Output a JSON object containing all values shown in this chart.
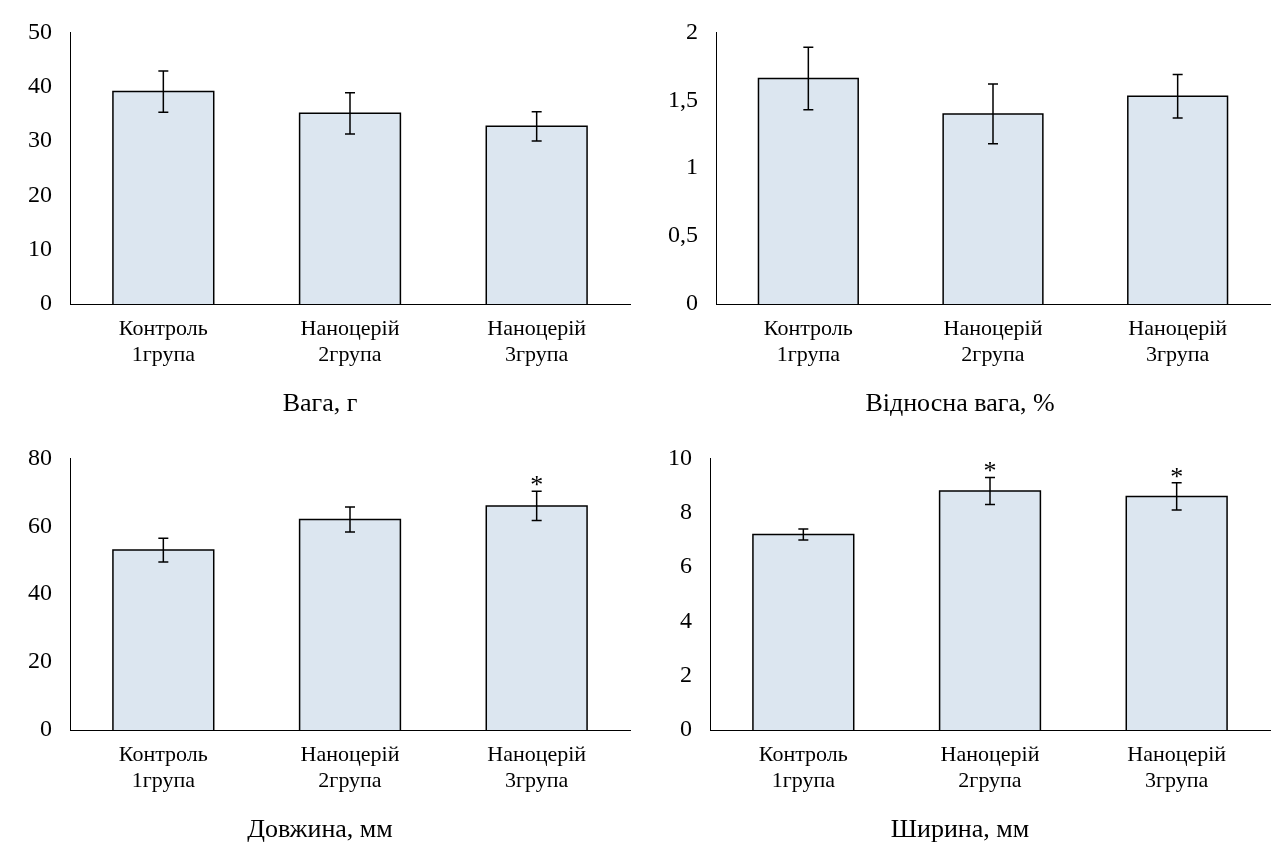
{
  "chart_data": [
    {
      "type": "bar",
      "title": "Вага, г",
      "categories": [
        "Контроль\n1група",
        "Наноцерій\n2група",
        "Наноцерій\n3група"
      ],
      "values": [
        39.1,
        35.1,
        32.7
      ],
      "errors": [
        3.8,
        3.8,
        2.7
      ],
      "color": "#dce6f0",
      "ylim": [
        0,
        50
      ],
      "yticks": [
        0,
        10,
        20,
        30,
        40,
        50
      ],
      "grid": false,
      "legend": false
    },
    {
      "type": "bar",
      "title": "Відносна вага, %",
      "categories": [
        "Контроль\n1група",
        "Наноцерій\n2група",
        "Наноцерій\n3група"
      ],
      "values": [
        1.66,
        1.4,
        1.53
      ],
      "errors": [
        0.23,
        0.22,
        0.16
      ],
      "color": "#dce6f0",
      "ylim": [
        0,
        2
      ],
      "yticks": [
        0,
        {
          "value": 0.5,
          "label": "0,5"
        },
        1,
        {
          "value": 1.5,
          "label": "1,5"
        },
        2
      ],
      "grid": false,
      "legend": false
    },
    {
      "type": "bar",
      "title": "Довжина, мм",
      "categories": [
        "Контроль\n1група",
        "Наноцерій\n2група",
        "Наноцерій\n3група"
      ],
      "values": [
        53,
        62,
        66
      ],
      "errors": [
        3.5,
        3.7,
        4.3
      ],
      "color": "#dce6f0",
      "ylim": [
        0,
        80
      ],
      "yticks": [
        0,
        20,
        40,
        60,
        80
      ],
      "grid": false,
      "legend": false,
      "annotations": [
        {
          "text": "*",
          "x": "Наноцерій\n3група",
          "y": 70.3
        }
      ]
    },
    {
      "type": "bar",
      "title": "Ширина, мм",
      "categories": [
        "Контроль\n1група",
        "Наноцерій\n2група",
        "Наноцерій\n3група"
      ],
      "values": [
        7.2,
        8.8,
        8.6
      ],
      "errors": [
        0.2,
        0.5,
        0.5
      ],
      "color": "#dce6f0",
      "ylim": [
        0,
        10
      ],
      "yticks": [
        0,
        2,
        4,
        6,
        8,
        10
      ],
      "grid": false,
      "legend": false,
      "annotations": [
        {
          "text": "*",
          "x": "Наноцерій\n2група",
          "y": 9.3
        },
        {
          "text": "*",
          "x": "Наноцерій\n3група",
          "y": 9.1
        }
      ]
    }
  ]
}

-------------------------

Exercise brief: Write out the whole listing exactly, and drop the pictures.

Correct response:
Output a JSON object containing all values shown in this chart.
{
  "chart_data": [
    {
      "type": "bar",
      "title": "Вага, г",
      "categories": [
        "Контроль\n1група",
        "Наноцерій\n2група",
        "Наноцерій\n3група"
      ],
      "values": [
        39.1,
        35.1,
        32.7
      ],
      "errors": [
        3.8,
        3.8,
        2.7
      ],
      "color": "#dce6f0",
      "ylim": [
        0,
        50
      ],
      "yticks": [
        0,
        10,
        20,
        30,
        40,
        50
      ],
      "grid": false,
      "legend": false
    },
    {
      "type": "bar",
      "title": "Відносна вага, %",
      "categories": [
        "Контроль\n1група",
        "Наноцерій\n2група",
        "Наноцерій\n3група"
      ],
      "values": [
        1.66,
        1.4,
        1.53
      ],
      "errors": [
        0.23,
        0.22,
        0.16
      ],
      "color": "#dce6f0",
      "ylim": [
        0,
        2
      ],
      "yticks": [
        0,
        {
          "value": 0.5,
          "label": "0,5"
        },
        1,
        {
          "value": 1.5,
          "label": "1,5"
        },
        2
      ],
      "grid": false,
      "legend": false
    },
    {
      "type": "bar",
      "title": "Довжина, мм",
      "categories": [
        "Контроль\n1група",
        "Наноцерій\n2група",
        "Наноцерій\n3група"
      ],
      "values": [
        53,
        62,
        66
      ],
      "errors": [
        3.5,
        3.7,
        4.3
      ],
      "color": "#dce6f0",
      "ylim": [
        0,
        80
      ],
      "yticks": [
        0,
        20,
        40,
        60,
        80
      ],
      "grid": false,
      "legend": false,
      "annotations": [
        {
          "text": "*",
          "x": "Наноцерій\n3група",
          "y": 70.3
        }
      ]
    },
    {
      "type": "bar",
      "title": "Ширина, мм",
      "categories": [
        "Контроль\n1група",
        "Наноцерій\n2група",
        "Наноцерій\n3група"
      ],
      "values": [
        7.2,
        8.8,
        8.6
      ],
      "errors": [
        0.2,
        0.5,
        0.5
      ],
      "color": "#dce6f0",
      "ylim": [
        0,
        10
      ],
      "yticks": [
        0,
        2,
        4,
        6,
        8,
        10
      ],
      "grid": false,
      "legend": false,
      "annotations": [
        {
          "text": "*",
          "x": "Наноцерій\n2група",
          "y": 9.3
        },
        {
          "text": "*",
          "x": "Наноцерій\n3група",
          "y": 9.1
        }
      ]
    }
  ]
}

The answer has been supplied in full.